--- Start of Given data ---
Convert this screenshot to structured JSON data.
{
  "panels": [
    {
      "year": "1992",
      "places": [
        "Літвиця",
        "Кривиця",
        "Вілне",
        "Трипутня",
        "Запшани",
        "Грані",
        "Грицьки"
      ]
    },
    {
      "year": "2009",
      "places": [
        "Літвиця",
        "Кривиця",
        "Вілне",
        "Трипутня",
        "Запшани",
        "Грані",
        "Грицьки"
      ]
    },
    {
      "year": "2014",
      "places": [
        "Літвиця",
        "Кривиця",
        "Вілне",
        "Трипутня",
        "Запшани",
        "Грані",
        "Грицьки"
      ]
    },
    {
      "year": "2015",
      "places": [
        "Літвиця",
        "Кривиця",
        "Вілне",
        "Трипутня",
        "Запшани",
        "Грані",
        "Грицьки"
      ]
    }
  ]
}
--- End of Given data ---
▶ _Directive_
Repeat the material from above exactly, word for word.

▶ _Output of the exercise_
Convert this screenshot to structured JSON data.
{
  "panels": [
    {
      "year": "1992",
      "places": [
        "Літвиця",
        "Кривиця",
        "Вілне",
        "Трипутня",
        "Запшани",
        "Грані",
        "Грицьки"
      ]
    },
    {
      "year": "2009",
      "places": [
        "Літвиця",
        "Кривиця",
        "Вілне",
        "Трипутня",
        "Запшани",
        "Грані",
        "Грицьки"
      ]
    },
    {
      "year": "2014",
      "places": [
        "Літвиця",
        "Кривиця",
        "Вілне",
        "Трипутня",
        "Запшани",
        "Грані",
        "Грицьки"
      ]
    },
    {
      "year": "2015",
      "places": [
        "Літвиця",
        "Кривиця",
        "Вілне",
        "Трипутня",
        "Запшани",
        "Грані",
        "Грицьки"
      ]
    }
  ]
}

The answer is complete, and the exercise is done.